Start Raw records

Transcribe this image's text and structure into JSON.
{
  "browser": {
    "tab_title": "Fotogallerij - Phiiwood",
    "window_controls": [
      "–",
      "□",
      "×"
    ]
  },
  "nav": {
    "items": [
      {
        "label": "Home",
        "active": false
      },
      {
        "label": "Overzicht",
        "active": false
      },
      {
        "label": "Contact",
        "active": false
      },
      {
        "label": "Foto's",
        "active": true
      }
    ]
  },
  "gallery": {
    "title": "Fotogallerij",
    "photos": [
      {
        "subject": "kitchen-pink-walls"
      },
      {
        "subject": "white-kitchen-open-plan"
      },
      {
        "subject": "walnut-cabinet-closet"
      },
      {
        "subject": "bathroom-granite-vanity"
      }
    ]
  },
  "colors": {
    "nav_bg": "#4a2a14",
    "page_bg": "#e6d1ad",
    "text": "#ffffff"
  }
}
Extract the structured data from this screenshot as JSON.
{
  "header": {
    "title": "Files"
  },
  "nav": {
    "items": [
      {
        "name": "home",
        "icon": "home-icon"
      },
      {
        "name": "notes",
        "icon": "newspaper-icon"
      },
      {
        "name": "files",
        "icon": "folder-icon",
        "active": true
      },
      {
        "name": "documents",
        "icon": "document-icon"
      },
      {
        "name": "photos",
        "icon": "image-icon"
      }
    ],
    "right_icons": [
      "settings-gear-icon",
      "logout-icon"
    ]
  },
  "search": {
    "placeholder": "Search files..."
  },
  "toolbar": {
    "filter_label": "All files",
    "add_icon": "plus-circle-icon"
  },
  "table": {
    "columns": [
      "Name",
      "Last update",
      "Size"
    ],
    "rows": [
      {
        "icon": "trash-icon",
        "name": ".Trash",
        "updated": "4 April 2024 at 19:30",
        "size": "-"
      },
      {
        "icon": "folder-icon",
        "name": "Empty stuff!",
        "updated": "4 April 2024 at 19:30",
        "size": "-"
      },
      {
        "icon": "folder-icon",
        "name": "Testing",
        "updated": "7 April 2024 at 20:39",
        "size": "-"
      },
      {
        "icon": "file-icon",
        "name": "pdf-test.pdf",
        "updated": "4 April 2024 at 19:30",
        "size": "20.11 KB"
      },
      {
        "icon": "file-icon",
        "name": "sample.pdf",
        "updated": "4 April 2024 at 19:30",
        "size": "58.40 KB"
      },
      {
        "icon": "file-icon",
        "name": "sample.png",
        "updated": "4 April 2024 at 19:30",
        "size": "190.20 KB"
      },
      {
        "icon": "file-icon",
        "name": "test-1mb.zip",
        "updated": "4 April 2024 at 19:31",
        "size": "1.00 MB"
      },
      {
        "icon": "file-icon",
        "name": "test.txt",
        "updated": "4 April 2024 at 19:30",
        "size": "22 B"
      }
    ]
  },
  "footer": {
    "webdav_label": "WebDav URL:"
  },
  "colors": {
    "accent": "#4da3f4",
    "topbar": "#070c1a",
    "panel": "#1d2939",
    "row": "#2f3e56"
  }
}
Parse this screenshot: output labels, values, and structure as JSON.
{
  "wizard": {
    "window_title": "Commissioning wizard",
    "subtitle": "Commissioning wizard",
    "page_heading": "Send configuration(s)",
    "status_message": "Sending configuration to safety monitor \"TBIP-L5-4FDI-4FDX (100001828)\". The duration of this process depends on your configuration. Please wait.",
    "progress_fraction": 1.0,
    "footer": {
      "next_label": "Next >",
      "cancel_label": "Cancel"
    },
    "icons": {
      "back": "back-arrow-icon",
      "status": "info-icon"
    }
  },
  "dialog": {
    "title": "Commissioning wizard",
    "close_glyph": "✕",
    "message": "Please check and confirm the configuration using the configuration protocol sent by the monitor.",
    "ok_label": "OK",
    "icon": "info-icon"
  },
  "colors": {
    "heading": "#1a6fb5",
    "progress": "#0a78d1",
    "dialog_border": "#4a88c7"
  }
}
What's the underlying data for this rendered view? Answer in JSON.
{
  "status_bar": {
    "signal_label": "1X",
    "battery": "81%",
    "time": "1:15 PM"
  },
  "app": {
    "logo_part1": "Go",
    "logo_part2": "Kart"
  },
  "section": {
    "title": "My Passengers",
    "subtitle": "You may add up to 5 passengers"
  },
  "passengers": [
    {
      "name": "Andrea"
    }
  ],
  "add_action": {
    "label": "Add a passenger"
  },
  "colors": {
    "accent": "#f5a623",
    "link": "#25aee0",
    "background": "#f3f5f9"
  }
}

End Raw records

> Task statement
Identify and copy the lines holding the word "this".

> Task response
Transcribe this image's text and structure into JSON.
Extract the structured data from this screenshot as JSON.
Parse this screenshot: output labels, values, and structure as JSON.
    "status_message": "Sending configuration to safety monitor \"TBIP-L5-4FDI-4FDX (100001828)\". The duration of this process depends on your configuration. Please wait.",
What's the underlying data for this rendered view? Answer in JSON.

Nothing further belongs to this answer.